→ **Problem description**: Set every record down verbatim and omit the pictures.

→ **The input**:
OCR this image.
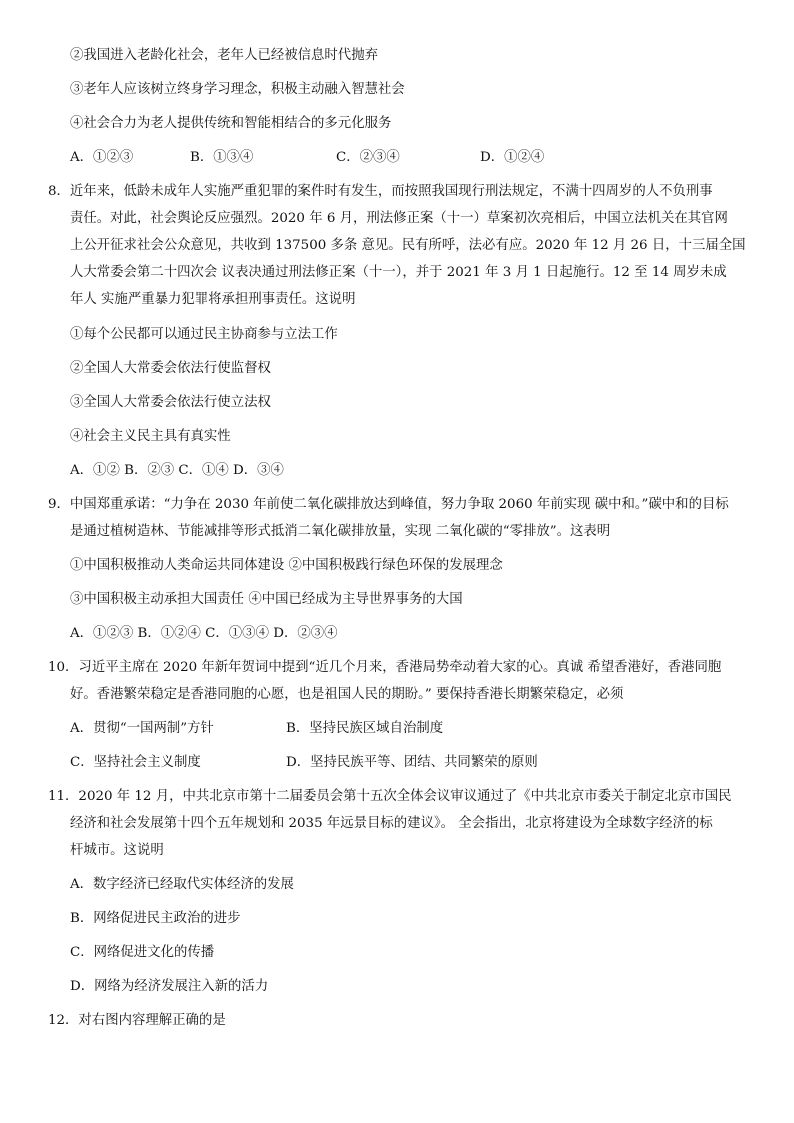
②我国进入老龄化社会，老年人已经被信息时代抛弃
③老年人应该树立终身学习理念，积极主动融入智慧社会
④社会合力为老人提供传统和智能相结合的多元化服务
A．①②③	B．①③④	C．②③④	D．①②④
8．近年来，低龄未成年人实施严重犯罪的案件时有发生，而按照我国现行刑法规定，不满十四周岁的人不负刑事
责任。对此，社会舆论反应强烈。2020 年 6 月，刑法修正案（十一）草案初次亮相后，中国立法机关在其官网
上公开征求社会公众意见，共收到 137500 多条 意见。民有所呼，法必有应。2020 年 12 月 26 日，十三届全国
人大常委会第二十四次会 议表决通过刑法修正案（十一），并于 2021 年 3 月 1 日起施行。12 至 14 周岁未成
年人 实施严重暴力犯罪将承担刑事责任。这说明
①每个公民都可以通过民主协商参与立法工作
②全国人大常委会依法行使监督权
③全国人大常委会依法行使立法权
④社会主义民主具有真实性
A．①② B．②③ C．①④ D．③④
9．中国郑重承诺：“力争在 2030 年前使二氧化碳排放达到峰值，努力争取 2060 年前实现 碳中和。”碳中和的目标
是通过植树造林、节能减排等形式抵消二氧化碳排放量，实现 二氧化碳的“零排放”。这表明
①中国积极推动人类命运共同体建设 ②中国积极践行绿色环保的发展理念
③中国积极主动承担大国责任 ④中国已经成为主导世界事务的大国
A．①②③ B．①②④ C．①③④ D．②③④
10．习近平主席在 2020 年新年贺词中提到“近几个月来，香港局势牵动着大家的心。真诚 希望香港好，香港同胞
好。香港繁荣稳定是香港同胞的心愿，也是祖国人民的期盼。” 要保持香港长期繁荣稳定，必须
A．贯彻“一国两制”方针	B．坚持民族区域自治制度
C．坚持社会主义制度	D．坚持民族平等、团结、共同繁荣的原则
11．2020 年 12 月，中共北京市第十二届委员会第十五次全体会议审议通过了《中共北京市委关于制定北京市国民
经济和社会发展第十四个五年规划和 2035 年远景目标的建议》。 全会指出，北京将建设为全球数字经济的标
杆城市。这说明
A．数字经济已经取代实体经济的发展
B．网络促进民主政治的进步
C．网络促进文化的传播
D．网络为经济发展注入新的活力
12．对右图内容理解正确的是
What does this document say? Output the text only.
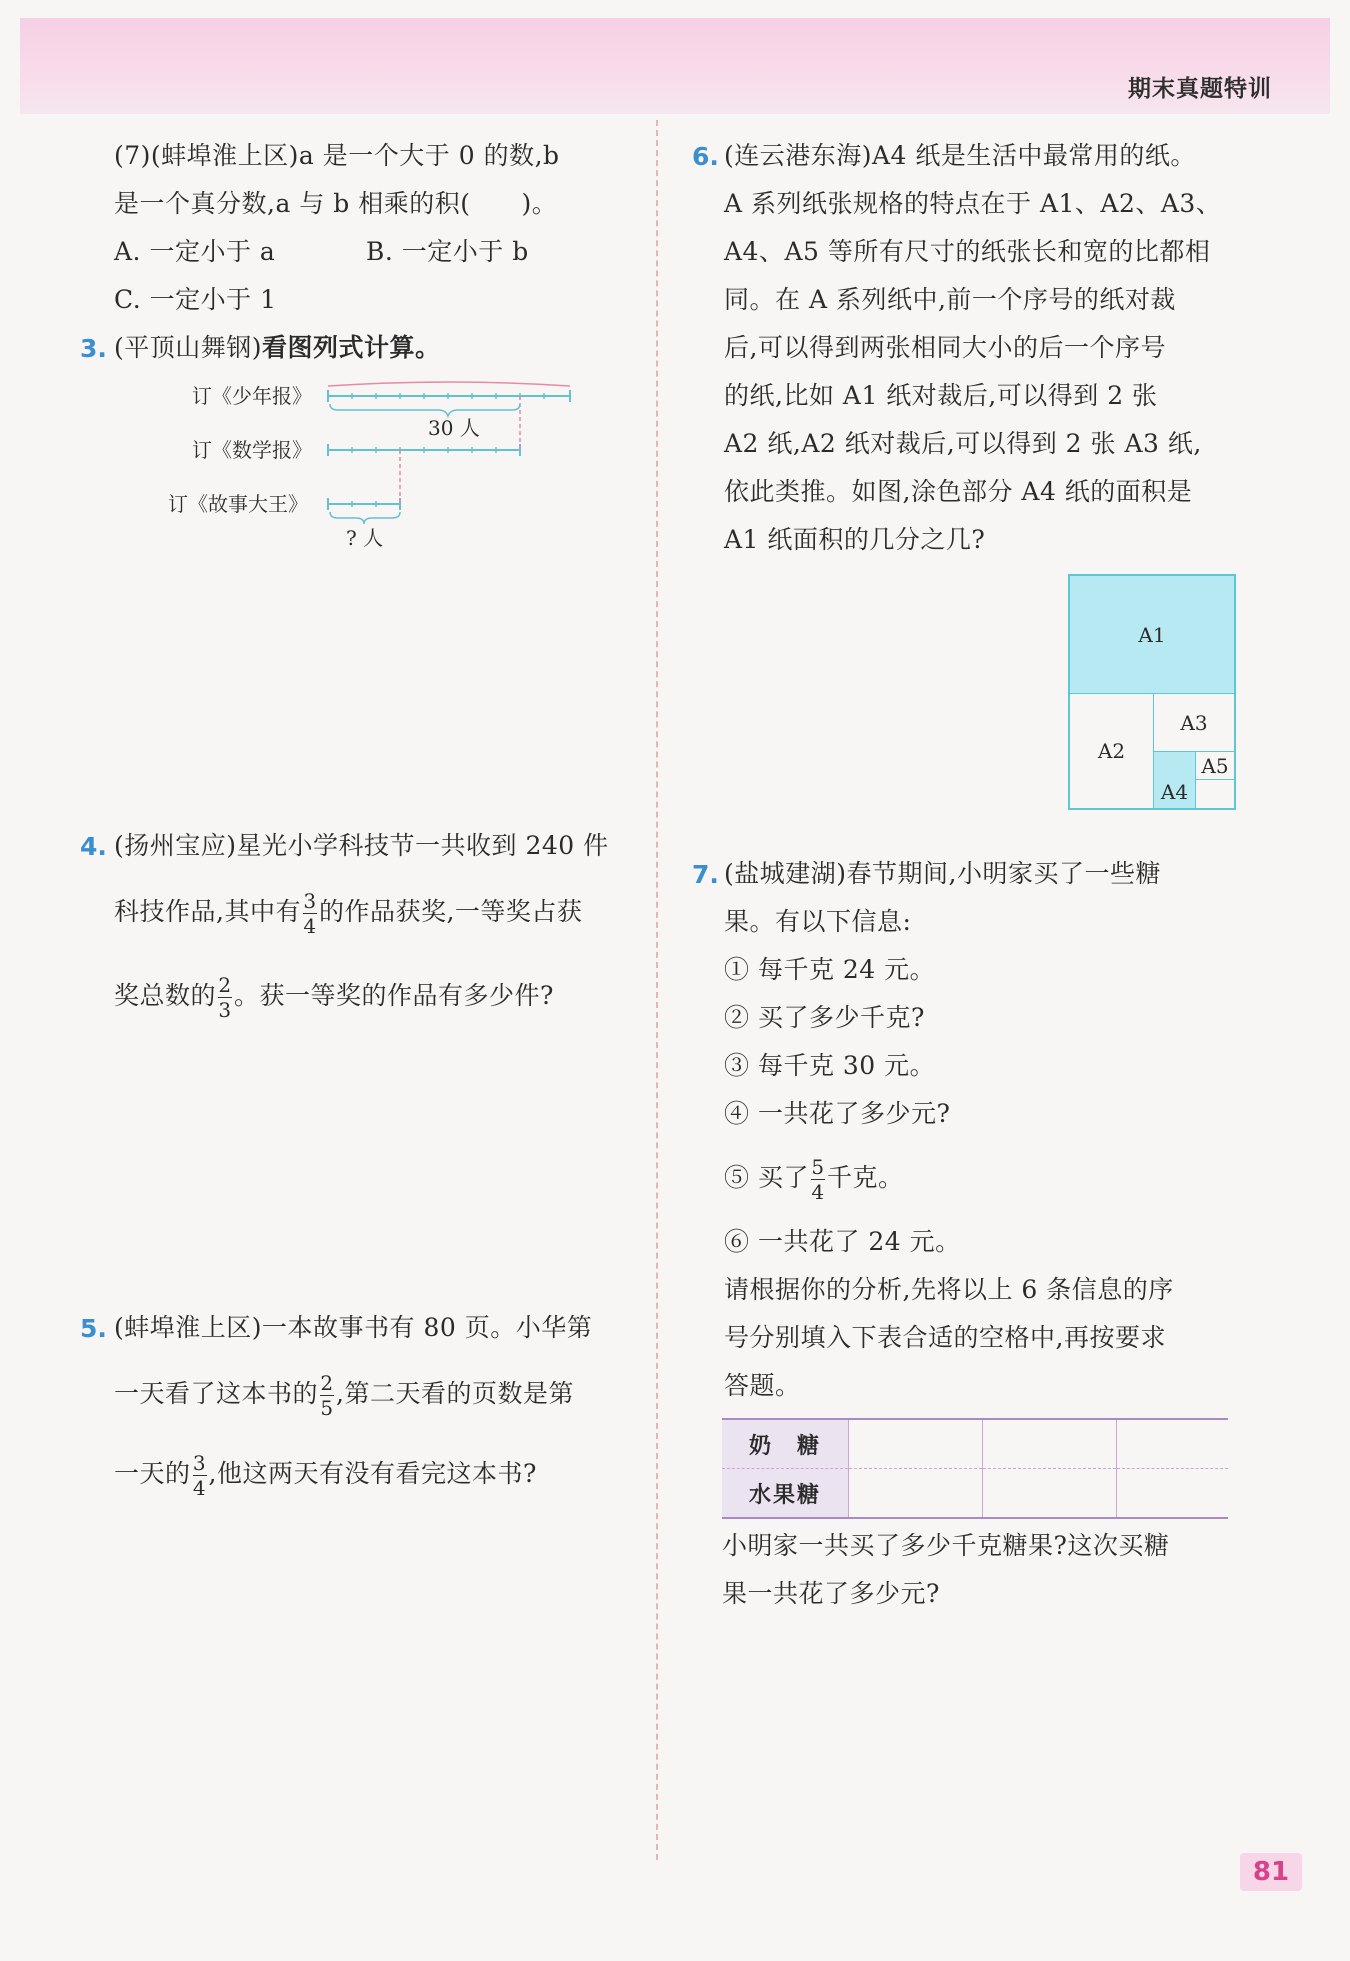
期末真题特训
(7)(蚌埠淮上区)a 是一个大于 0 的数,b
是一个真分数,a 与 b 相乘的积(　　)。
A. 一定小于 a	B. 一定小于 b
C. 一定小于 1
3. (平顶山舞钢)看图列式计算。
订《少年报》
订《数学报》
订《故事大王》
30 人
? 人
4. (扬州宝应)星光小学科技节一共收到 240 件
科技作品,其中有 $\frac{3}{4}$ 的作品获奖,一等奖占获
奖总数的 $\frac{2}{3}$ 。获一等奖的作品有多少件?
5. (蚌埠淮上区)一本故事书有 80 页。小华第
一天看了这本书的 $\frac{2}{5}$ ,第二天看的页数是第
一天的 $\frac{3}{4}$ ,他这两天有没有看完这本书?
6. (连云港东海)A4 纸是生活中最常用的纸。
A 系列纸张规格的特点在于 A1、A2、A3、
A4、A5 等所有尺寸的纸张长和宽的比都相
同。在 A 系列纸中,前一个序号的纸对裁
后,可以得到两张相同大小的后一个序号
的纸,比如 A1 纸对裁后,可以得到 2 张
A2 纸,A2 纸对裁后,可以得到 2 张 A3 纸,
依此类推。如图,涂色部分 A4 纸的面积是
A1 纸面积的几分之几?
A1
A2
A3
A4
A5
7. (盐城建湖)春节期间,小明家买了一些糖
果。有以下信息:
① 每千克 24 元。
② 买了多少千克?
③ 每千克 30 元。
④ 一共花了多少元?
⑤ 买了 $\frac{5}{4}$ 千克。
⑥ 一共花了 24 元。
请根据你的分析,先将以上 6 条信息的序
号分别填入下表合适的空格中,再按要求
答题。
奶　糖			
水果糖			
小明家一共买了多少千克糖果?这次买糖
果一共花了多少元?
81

→ **Correct output**:
OCR this image.
②我国进入老龄化社会，老年人已经被信息时代抛弃
③老年人应该树立终身学习理念，积极主动融入智慧社会
④社会合力为老人提供传统和智能相结合的多元化服务
A．①②③	B．①③④	C．②③④	D．①②④
8．近年来，低龄未成年人实施严重犯罪的案件时有发生，而按照我国现行刑法规定，不满十四周岁的人不负刑事
责任。对此，社会舆论反应强烈。2020 年 6 月，刑法修正案（十一）草案初次亮相后，中国立法机关在其官网
上公开征求社会公众意见，共收到 137500 多条 意见。民有所呼，法必有应。2020 年 12 月 26 日，十三届全国
人大常委会第二十四次会 议表决通过刑法修正案（十一），并于 2021 年 3 月 1 日起施行。12 至 14 周岁未成
年人 实施严重暴力犯罪将承担刑事责任。这说明
①每个公民都可以通过民主协商参与立法工作
②全国人大常委会依法行使监督权
③全国人大常委会依法行使立法权
④社会主义民主具有真实性
A．①② B．②③ C．①④ D．③④
9．中国郑重承诺：“力争在 2030 年前使二氧化碳排放达到峰值，努力争取 2060 年前实现 碳中和。”碳中和的目标
是通过植树造林、节能减排等形式抵消二氧化碳排放量，实现 二氧化碳的“零排放”。这表明
①中国积极推动人类命运共同体建设 ②中国积极践行绿色环保的发展理念
③中国积极主动承担大国责任 ④中国已经成为主导世界事务的大国
A．①②③ B．①②④ C．①③④ D．②③④
10．习近平主席在 2020 年新年贺词中提到“近几个月来，香港局势牵动着大家的心。真诚 希望香港好，香港同胞
好。香港繁荣稳定是香港同胞的心愿，也是祖国人民的期盼。” 要保持香港长期繁荣稳定，必须
A．贯彻“一国两制”方针	B．坚持民族区域自治制度
C．坚持社会主义制度	D．坚持民族平等、团结、共同繁荣的原则
11．2020 年 12 月，中共北京市第十二届委员会第十五次全体会议审议通过了《中共北京市委关于制定北京市国民
经济和社会发展第十四个五年规划和 2035 年远景目标的建议》。 全会指出，北京将建设为全球数字经济的标
杆城市。这说明
A．数字经济已经取代实体经济的发展
B．网络促进民主政治的进步
C．网络促进文化的传播
D．网络为经济发展注入新的活力
12．对右图内容理解正确的是
What does this document say? Output the text only.
期末真题特训
(7)(蚌埠淮上区)a 是一个大于 0 的数,b
是一个真分数,a 与 b 相乘的积(　　)。
A. 一定小于 a	B. 一定小于 b
C. 一定小于 1
3. (平顶山舞钢)看图列式计算。
订《少年报》
订《数学报》
订《故事大王》
30 人
? 人
4. (扬州宝应)星光小学科技节一共收到 240 件
科技作品,其中有 $\frac{3}{4}$ 的作品获奖,一等奖占获
奖总数的 $\frac{2}{3}$ 。获一等奖的作品有多少件?
5. (蚌埠淮上区)一本故事书有 80 页。小华第
一天看了这本书的 $\frac{2}{5}$ ,第二天看的页数是第
一天的 $\frac{3}{4}$ ,他这两天有没有看完这本书?
6. (连云港东海)A4 纸是生活中最常用的纸。
A 系列纸张规格的特点在于 A1、A2、A3、
A4、A5 等所有尺寸的纸张长和宽的比都相
同。在 A 系列纸中,前一个序号的纸对裁
后,可以得到两张相同大小的后一个序号
的纸,比如 A1 纸对裁后,可以得到 2 张
A2 纸,A2 纸对裁后,可以得到 2 张 A3 纸,
依此类推。如图,涂色部分 A4 纸的面积是
A1 纸面积的几分之几?
A1
A2
A3
A4
A5
7. (盐城建湖)春节期间,小明家买了一些糖
果。有以下信息:
① 每千克 24 元。
② 买了多少千克?
③ 每千克 30 元。
④ 一共花了多少元?
⑤ 买了 $\frac{5}{4}$ 千克。
⑥ 一共花了 24 元。
请根据你的分析,先将以上 6 条信息的序
号分别填入下表合适的空格中,再按要求
答题。
奶　糖			
水果糖			
小明家一共买了多少千克糖果?这次买糖
果一共花了多少元?
81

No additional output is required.